++++ Exercise material

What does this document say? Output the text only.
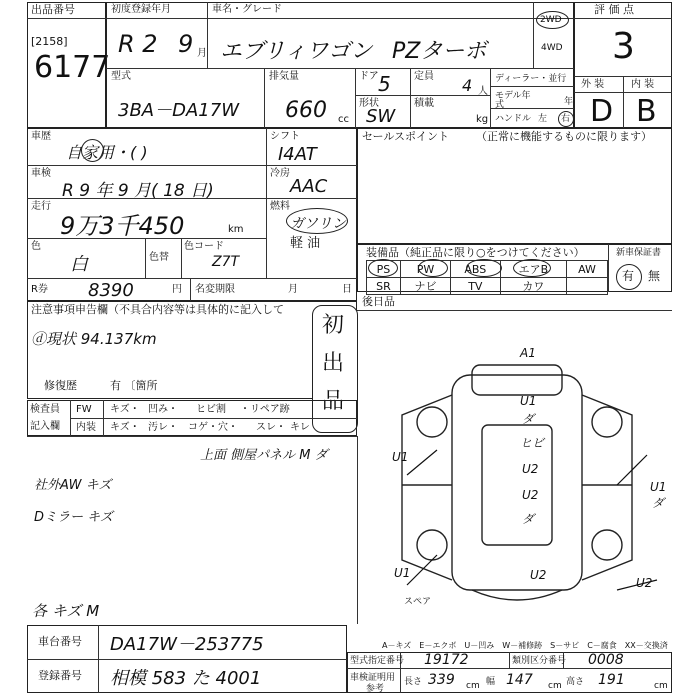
出品番号
[2158]
6177
初度登録年月
R 2 9 月
車名・グレード
エブリィワゴン PZターボ
2WD
4WD
評 価 点
3
外 装	内 装
D B
型式
3BA－DA17W
排気量
660 cc
ドア 5 定員 4 人
形状
SW
積載
kg
ディーラー・並行
モデル年式	年
ハンドル 左 右
車歴
自家用・( )
シフト
I4AT
車検
R 9 年 9 月( 18 日)
冷房
AAC
走行
9万3千450	km
燃料
ガソリン
軽 油
色
白	色替
色コード
Z7T
R券 8390	円 名変期限	月	日
セールスポイント （正常に機能するものに限ります）
装備品（純正品に限り○をつけてください）
PS	PW	ABS	エアB	AW
SR	ナビ	TV	カワ	
新車保証書
有 無
後日品
注意事項申告欄（不具合内容等は具体的に記入して
ⓓ現状 94.137km
修復歴	有 〔箇所
初
出
品
検査員
記入欄
FW キズ・ 凹み・ ヒビ割 ・リペア跡
内装 キズ・ 汚レ・ コゲ・穴・ スレ・ キレ
上面 側屋パネル M ダ
社外AW キズ
Dミラー キズ
各 キズ M
A1
U1
ダ
ヒビ
U2
U2
ダ
U1
U1
ダ
U1	U2
U2
スペア
A－キズ　E－エクボ　U－凹み　W－補修跡　S－サビ　C－腐食　XX－交換済
車台番号 DA17W－253775
登録番号 相模 583 た 4001
型式指定番号 19172	類別区分番号 0008
車検証明用
参考
長さ 339 cm 幅 147 cm 高さ 191	cm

++++++++

Output the entries above exactly, without their pictures.

What does this document say? Output the text only.
出品番号
[2158]
6177
初度登録年月
R 2 9 月
車名・グレード
エブリィワゴン PZターボ
2WD
4WD
評 価 点
3
外 装	内 装
D B
型式
3BA－DA17W
排気量
660 cc
ドア 5 定員 4 人
形状
SW
積載
kg
ディーラー・並行
モデル年式	年
ハンドル 左 右
車歴
自家用・( )
シフト
I4AT
車検
R 9 年 9 月( 18 日)
冷房
AAC
走行
9万3千450	km
燃料
ガソリン
軽 油
色
白	色替
色コード
Z7T
R券 8390	円 名変期限	月	日
セールスポイント （正常に機能するものに限ります）
装備品（純正品に限り○をつけてください）
PS	PW	ABS	エアB	AW
SR	ナビ	TV	カワ	
新車保証書
有 無
後日品
注意事項申告欄（不具合内容等は具体的に記入して
ⓓ現状 94.137km
修復歴	有 〔箇所
初
出
品
検査員
記入欄
FW キズ・ 凹み・ ヒビ割 ・リペア跡
内装 キズ・ 汚レ・ コゲ・穴・ スレ・ キレ
上面 側屋パネル M ダ
社外AW キズ
Dミラー キズ
各 キズ M
A1
U1
ダ
ヒビ
U2
U2
ダ
U1
U1
ダ
U1	U2
U2
スペア
A－キズ　E－エクボ　U－凹み　W－補修跡　S－サビ　C－腐食　XX－交換済
車台番号 DA17W－253775
登録番号 相模 583 た 4001
型式指定番号 19172	類別区分番号 0008
車検証明用
参考
長さ 339 cm 幅 147 cm 高さ 191	cm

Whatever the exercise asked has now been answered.